PROBLEM REQUIREMENTS
Return everything from "Our previous efforts confirmed" down to "of such composites." in the passage on sintered titanium composites, copied word for word.

The process designed to produce sintered titanium alloy materials that involves the use of titanium hydride powders instead of the serial titanium powder has been advancing recently. This process option promotes intensified diffusion in sintering and allows the phase boundaries to be purified by atomic hydrogen that releases when the titanium hydride decomposes [10,11,12].
Our previous efforts confirmed that titanium hydride could be effectively used as the main component in titanium-based metal-matrix composites with various reinforcement particles employing conventional powder metallurgy methods [12, 13]. The most promising results (in terms of ensuring the microstructural homogeneity and reducing the residual porosity) were shown by TiB-reinforced titanium composites sintered from TiH2 and TiB2 powder mixtures. However, the publications available to date have hardly any information on how the starting components influence basic mechanical properties of such composites.
The objective of this research effort is to examine how the starting charge influences the structure and basic mechanical properties of the Ti–TiB composites synthesized from TiH2 + TiB2 powder mixtures.
Experimental Procedure
The powder charge included hydrogen-charged titanium powder of the –100 μm size fraction (Fig. 1a) as the main component, whose hydrogen content and phase composition corresponded to single-phase titanium hydride (TiH2), and titanium diboride powder (Fig. 1b). In choosing high-modulus compounds as reinforcement components for the composite, we were guided by our previous efforts [12, 13] that showed that TiB2 was an effective reinforcing addition that actively interacted with the titanium matrix at sintering temperatures to release monoboride particles.
Morphology of the starting titanium hydride (a) and diboride (b) powders
The particle size of the starting powders was determined with a Malvern Mastersizer 2000 laser diffraction analyzer. Considering that the powder particles could coagulate, we measured their grain-size composition both in starting state and under ultrasonic vibrations.
The starting titanium hydride powder mixtures that contained 5 and 10 wt.% TiB2 were prepared in a drum mixer. The resultant charges were subjected to double-action compaction at 650 MPa to make ingots. In selecting the sintering conditions, we considered our findings [12] on the sintering kinetics and sintering-induced structurization of the TiH2 + TiB2 powder mixtures. The compacts were sintered in vacuum at 1250°C with an isothermal holding time of 4 h. The compacts were heated to the sintering temperature at a rate of 10°C/min. The samples were cooled down in the furnace after isothermal holding. The titanium hydride compacts without TiB2 reinforcement additions were sintered in the same conditions to examine how the high-modulus component influenced the main alloy characteristics.
The density and porosity of the compacts and sinters were determined by hydrostatic weighing. Tension tests were performed in compliance with GOST 1497–84 and DSTU EN 10002-1:2006 at room temperature employing an Instron 3376 tensile machine. Compression tests were performed in compliance with GOST 25.503–97.
The fracture patterns of the samples after mechanical tests were examined by fractography and the fracture surfaces were analyzed with a TESCAN VEGA 3 scanning electron microscope. The Vickers hardness was measured with a Wolpert hardness tester.

DATASET RECORDS
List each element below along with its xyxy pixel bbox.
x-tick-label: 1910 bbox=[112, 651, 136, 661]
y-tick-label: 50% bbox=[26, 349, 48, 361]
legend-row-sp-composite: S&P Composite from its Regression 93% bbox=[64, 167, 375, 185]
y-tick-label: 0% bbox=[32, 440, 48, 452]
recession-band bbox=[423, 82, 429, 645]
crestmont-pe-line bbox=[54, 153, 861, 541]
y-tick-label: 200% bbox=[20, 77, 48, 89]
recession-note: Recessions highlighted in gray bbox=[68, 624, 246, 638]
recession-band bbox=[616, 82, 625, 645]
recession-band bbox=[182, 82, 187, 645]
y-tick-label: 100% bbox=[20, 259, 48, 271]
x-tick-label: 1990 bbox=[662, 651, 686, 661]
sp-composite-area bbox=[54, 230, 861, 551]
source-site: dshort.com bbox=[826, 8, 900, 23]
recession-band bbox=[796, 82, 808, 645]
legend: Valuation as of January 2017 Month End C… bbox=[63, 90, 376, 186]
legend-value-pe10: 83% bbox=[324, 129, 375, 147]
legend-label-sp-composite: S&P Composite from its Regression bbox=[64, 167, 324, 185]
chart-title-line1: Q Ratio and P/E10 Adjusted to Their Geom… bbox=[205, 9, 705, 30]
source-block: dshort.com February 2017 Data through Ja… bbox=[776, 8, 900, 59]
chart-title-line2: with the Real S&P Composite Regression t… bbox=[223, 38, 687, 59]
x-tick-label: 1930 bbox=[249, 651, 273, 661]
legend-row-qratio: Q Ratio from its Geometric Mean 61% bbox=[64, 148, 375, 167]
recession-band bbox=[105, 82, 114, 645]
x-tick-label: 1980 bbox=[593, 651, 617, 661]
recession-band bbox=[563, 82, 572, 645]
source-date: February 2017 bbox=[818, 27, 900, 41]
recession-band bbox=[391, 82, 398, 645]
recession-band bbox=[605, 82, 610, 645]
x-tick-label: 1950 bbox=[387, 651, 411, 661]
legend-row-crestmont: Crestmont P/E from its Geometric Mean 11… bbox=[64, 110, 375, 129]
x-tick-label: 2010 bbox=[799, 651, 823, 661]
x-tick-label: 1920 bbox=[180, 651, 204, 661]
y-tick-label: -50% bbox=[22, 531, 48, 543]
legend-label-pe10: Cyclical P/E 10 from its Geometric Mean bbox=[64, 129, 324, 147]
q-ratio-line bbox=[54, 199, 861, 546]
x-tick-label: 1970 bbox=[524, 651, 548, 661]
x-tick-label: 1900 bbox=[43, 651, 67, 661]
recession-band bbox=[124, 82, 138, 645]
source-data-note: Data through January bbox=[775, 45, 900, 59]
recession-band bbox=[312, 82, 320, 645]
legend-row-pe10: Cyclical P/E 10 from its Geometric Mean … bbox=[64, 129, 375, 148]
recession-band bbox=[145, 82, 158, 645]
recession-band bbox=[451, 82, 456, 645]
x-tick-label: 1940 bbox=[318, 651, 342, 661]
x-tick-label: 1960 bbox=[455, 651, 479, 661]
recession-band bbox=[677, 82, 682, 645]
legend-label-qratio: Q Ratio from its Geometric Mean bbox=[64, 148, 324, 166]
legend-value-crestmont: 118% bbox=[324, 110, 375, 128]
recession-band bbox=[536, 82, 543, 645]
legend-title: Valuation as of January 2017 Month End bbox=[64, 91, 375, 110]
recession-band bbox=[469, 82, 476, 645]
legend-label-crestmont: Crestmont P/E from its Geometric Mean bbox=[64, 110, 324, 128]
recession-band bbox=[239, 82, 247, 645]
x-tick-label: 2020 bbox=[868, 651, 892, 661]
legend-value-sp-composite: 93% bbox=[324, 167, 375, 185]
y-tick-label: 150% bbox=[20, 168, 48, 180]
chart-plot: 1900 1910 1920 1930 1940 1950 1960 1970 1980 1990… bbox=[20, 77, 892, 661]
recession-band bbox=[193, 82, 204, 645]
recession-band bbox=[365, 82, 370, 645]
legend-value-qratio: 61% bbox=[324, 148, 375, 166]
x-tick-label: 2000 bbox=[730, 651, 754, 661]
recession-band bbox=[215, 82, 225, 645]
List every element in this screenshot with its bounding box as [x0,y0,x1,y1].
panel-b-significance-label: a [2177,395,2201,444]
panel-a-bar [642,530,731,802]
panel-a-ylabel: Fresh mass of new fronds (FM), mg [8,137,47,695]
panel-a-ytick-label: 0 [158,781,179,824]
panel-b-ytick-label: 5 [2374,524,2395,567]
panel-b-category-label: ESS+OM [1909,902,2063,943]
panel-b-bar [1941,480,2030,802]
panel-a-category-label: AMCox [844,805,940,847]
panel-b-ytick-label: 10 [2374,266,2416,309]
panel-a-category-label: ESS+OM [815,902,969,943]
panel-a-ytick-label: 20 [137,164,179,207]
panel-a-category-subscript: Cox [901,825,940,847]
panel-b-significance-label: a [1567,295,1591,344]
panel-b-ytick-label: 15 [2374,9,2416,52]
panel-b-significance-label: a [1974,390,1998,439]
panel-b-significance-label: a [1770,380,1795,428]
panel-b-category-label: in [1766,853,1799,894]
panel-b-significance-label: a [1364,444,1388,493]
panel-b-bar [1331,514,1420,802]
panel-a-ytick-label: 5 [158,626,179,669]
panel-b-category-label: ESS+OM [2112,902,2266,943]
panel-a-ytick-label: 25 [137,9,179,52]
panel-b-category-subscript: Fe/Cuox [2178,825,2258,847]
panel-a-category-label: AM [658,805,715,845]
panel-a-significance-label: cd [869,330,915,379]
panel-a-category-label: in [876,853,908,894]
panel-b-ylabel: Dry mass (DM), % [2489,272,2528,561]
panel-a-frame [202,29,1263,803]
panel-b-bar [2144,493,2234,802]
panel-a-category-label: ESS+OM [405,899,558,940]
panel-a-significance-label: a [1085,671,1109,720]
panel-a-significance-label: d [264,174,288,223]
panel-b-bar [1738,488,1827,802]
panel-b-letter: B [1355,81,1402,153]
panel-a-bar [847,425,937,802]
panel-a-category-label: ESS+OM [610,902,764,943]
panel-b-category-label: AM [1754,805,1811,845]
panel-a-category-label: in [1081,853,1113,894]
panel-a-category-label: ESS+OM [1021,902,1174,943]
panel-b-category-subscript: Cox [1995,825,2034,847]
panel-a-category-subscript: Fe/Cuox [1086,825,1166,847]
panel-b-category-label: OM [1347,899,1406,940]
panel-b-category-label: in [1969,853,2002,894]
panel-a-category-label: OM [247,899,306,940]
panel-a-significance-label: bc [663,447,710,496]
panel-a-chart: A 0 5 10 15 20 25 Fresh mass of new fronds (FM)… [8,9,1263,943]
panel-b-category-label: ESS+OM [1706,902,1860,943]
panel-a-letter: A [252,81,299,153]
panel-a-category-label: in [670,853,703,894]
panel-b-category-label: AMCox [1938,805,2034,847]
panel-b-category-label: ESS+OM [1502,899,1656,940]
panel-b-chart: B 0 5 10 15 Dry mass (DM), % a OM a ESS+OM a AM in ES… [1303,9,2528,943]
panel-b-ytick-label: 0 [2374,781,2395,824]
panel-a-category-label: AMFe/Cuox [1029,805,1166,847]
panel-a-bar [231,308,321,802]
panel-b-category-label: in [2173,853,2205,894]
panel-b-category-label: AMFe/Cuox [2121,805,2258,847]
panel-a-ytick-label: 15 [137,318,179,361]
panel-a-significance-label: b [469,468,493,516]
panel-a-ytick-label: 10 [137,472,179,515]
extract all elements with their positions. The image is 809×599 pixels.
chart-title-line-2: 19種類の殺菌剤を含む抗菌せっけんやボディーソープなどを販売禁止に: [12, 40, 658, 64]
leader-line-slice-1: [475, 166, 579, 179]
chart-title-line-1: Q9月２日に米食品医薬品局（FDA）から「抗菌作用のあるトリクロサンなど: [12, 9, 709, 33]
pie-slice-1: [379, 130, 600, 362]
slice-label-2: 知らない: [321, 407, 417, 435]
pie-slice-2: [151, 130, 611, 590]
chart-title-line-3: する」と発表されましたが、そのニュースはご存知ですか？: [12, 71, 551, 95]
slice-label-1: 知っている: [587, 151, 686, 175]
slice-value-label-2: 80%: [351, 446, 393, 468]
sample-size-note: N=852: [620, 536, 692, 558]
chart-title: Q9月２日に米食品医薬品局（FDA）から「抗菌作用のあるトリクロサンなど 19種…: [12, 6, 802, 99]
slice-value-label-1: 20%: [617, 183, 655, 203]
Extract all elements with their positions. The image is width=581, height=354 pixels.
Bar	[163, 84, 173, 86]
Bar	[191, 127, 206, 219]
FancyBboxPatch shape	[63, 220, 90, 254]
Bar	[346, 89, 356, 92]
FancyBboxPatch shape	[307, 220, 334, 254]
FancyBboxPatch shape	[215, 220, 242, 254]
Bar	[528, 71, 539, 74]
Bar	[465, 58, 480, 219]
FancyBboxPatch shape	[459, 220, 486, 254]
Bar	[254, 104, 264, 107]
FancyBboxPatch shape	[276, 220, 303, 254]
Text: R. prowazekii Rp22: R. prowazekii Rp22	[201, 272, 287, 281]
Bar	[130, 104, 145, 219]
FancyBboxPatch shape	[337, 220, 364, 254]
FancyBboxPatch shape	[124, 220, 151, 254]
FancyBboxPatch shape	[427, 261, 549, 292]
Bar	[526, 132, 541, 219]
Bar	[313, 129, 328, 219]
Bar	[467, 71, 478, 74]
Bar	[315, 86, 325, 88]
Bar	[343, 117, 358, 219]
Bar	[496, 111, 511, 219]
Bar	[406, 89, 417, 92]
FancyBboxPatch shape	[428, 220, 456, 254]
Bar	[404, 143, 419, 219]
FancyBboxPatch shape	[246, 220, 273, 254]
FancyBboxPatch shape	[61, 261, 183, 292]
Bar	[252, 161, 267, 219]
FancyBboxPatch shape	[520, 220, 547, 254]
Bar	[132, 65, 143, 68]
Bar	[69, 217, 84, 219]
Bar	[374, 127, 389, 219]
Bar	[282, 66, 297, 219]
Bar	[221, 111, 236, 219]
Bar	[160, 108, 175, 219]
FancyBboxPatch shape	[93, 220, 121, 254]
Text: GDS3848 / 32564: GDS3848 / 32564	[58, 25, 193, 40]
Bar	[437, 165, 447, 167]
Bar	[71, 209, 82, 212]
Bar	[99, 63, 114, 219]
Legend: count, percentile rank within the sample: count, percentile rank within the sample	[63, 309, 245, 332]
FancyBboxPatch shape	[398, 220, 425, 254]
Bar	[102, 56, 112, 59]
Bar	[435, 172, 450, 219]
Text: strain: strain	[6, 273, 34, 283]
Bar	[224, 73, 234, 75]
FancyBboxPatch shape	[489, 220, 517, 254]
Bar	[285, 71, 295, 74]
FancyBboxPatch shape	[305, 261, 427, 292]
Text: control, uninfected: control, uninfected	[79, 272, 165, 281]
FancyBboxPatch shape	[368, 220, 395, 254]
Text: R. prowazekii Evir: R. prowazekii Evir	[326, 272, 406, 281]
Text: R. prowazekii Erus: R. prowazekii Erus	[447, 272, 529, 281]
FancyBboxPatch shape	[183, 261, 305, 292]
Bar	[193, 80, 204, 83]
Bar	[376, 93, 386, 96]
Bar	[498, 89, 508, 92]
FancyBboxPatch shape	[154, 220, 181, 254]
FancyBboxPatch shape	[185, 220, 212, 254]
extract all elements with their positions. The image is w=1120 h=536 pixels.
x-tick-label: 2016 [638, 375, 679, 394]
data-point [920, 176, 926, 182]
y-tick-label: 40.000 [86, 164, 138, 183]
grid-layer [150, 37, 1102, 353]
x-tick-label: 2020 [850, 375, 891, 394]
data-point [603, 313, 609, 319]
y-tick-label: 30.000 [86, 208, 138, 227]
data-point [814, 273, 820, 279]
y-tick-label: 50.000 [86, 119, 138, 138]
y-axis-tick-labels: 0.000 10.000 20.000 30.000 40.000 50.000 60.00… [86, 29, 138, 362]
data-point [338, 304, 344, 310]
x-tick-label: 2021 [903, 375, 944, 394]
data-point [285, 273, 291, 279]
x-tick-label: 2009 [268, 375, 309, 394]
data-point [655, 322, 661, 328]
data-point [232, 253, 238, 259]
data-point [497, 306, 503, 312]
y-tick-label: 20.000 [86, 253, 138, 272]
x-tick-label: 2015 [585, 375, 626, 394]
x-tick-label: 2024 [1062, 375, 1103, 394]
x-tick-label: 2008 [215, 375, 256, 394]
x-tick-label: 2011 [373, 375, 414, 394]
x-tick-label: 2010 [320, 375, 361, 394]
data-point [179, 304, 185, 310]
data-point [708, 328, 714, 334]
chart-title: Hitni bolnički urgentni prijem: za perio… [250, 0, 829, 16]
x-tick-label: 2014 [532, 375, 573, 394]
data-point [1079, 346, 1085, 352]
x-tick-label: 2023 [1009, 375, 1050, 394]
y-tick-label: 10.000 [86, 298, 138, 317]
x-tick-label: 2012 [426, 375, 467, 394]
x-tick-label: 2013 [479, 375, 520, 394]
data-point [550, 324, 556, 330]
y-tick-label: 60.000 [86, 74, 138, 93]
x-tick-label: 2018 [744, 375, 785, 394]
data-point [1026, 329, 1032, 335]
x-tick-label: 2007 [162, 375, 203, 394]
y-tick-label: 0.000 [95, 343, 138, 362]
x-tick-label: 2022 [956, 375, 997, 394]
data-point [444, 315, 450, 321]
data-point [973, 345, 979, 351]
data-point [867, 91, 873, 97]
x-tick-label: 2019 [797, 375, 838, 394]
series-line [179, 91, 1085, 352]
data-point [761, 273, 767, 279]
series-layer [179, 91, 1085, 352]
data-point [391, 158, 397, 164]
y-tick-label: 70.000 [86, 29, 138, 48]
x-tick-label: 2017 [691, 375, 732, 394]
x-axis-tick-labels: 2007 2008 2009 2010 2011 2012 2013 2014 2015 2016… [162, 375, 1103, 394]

REPLY TO THE TASK
Our previous efforts confirmed that titanium hydride could be effectively used as the main component in titanium-based metal-matrix composites with various reinforcement particles employing conventional powder metallurgy methods [12, 13]. The most promising results (in terms of ensuring the microstructural homogeneity and reducing the residual porosity) were shown by TiB-reinforced titanium composites sintered from TiH2 and TiB2 powder mixtures. However, the publications available to date have hardly any information on how the starting components influence basic mechanical properties of such composites.